=== RECORDS FOR THE EXERCISE ===

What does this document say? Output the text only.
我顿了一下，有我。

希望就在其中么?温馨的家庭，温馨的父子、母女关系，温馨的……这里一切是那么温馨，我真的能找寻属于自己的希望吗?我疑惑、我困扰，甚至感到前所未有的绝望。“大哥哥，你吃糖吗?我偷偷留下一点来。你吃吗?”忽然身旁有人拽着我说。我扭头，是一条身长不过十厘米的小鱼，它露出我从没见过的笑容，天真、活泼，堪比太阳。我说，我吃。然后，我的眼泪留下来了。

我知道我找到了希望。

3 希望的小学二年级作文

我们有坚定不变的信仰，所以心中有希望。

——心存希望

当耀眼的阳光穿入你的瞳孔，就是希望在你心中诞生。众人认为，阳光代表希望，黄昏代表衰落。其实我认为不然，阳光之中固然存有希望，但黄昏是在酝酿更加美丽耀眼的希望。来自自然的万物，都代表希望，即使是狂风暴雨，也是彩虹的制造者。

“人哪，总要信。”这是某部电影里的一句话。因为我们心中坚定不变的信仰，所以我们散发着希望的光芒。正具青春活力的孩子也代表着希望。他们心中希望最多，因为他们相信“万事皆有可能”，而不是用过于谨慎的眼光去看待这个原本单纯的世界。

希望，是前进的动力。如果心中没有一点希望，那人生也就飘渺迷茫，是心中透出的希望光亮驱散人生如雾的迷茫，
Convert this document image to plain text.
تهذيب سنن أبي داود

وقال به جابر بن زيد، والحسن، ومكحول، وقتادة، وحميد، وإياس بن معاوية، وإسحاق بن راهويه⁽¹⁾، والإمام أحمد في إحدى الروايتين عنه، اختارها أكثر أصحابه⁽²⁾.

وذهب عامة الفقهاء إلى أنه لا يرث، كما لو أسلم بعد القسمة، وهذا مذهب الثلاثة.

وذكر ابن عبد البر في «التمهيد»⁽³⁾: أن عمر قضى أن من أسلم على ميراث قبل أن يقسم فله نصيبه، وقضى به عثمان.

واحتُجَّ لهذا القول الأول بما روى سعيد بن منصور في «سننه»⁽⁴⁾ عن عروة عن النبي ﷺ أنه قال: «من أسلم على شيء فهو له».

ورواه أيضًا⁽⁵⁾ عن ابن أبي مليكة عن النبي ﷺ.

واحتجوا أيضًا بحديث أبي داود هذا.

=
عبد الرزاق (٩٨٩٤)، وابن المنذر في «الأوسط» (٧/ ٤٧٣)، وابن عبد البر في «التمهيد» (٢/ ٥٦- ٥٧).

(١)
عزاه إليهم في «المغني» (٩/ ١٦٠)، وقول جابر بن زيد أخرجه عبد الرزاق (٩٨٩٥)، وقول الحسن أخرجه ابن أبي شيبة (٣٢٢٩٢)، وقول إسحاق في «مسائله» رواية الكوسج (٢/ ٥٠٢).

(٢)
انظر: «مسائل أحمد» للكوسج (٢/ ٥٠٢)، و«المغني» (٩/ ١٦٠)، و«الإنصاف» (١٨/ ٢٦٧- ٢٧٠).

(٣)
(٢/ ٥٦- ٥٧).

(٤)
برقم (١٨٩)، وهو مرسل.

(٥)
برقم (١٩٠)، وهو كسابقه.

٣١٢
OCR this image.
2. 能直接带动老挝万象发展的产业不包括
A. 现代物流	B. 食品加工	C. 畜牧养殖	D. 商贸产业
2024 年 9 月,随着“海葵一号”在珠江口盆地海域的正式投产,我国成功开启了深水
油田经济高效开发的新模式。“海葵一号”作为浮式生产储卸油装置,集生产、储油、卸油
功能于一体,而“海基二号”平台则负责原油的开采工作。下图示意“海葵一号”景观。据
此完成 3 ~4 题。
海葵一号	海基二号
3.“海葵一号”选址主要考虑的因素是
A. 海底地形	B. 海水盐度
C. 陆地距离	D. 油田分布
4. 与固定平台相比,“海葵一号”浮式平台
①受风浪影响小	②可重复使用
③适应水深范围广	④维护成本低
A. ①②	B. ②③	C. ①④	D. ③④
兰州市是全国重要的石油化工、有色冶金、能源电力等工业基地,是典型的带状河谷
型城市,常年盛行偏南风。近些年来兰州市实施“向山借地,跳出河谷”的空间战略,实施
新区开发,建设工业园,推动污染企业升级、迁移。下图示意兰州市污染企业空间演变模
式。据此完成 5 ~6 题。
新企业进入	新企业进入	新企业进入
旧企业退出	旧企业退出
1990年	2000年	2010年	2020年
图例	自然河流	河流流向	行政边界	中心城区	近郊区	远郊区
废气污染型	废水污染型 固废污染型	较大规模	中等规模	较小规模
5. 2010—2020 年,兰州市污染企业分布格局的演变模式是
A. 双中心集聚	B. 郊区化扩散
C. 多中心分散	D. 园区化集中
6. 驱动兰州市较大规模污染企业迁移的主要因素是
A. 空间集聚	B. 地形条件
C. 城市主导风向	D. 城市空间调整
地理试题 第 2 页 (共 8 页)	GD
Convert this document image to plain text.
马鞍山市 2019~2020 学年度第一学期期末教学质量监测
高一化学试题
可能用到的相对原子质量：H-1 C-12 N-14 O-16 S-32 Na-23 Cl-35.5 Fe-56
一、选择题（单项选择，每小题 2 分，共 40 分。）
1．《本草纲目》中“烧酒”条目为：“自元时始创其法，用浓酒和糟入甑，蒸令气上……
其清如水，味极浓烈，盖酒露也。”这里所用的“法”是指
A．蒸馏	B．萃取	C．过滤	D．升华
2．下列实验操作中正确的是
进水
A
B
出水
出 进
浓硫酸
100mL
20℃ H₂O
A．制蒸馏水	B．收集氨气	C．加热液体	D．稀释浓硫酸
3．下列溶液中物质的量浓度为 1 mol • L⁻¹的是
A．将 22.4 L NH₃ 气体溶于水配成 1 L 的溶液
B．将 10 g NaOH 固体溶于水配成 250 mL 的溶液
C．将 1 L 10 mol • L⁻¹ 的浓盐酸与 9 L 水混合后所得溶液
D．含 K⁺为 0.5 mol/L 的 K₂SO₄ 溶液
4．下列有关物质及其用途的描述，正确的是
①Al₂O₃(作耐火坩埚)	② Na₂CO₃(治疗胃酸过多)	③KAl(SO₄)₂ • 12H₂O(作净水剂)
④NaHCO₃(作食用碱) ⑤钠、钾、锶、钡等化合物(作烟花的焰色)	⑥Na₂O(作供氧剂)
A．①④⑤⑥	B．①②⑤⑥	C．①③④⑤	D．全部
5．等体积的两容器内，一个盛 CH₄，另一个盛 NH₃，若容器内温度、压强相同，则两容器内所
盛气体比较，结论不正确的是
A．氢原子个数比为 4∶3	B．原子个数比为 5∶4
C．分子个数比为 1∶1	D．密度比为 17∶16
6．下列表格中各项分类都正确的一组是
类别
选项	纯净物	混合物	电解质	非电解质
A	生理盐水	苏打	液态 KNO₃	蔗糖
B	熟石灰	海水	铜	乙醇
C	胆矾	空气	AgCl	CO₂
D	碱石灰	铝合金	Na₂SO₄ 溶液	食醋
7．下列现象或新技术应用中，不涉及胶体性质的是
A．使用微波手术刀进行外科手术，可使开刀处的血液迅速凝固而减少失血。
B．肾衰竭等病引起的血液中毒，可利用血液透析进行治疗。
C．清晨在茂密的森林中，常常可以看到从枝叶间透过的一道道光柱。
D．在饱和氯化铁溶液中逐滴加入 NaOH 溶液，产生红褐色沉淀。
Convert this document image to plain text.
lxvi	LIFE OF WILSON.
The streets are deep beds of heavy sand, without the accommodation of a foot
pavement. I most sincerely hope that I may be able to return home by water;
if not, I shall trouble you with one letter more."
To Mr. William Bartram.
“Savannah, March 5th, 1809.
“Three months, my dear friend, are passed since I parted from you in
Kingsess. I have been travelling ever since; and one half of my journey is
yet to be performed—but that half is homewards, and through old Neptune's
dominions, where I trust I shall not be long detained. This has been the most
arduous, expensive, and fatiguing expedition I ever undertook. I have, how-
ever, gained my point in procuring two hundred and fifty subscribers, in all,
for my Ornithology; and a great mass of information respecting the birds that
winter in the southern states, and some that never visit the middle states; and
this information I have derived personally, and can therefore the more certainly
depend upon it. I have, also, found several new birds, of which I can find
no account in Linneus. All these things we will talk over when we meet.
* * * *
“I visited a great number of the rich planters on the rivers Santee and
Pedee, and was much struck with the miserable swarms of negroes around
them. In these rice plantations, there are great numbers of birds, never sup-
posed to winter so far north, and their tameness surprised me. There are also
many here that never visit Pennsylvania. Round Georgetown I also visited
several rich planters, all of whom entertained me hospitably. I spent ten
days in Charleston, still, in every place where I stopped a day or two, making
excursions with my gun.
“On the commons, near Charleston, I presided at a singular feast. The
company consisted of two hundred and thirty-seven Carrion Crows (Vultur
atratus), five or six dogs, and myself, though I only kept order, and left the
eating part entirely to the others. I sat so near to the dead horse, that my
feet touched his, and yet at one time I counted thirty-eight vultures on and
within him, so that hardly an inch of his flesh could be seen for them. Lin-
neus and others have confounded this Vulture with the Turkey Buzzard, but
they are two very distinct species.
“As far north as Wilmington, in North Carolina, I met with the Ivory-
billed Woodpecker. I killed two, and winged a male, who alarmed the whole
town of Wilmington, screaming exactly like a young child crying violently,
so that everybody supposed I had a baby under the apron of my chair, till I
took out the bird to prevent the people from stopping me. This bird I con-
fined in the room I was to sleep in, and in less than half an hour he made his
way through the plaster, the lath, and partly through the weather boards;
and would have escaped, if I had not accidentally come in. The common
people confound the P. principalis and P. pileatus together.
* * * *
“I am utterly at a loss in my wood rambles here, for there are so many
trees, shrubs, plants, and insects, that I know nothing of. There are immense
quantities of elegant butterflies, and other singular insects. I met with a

===

§ **PROBLEM REQUIREMENTS**
Read through the data and copy every line where "海葵一号" shows up.

§ **SOLVED EXERCISE**
2024 年 9 月,随着“海葵一号”在珠江口盆地海域的正式投产,我国成功开启了深水
油田经济高效开发的新模式。“海葵一号”作为浮式生产储卸油装置,集生产、储油、卸油
功能于一体,而“海基二号”平台则负责原油的开采工作。下图示意“海葵一号”景观。据
海葵一号	海基二号
3.“海葵一号”选址主要考虑的因素是
4. 与固定平台相比,“海葵一号”浮式平台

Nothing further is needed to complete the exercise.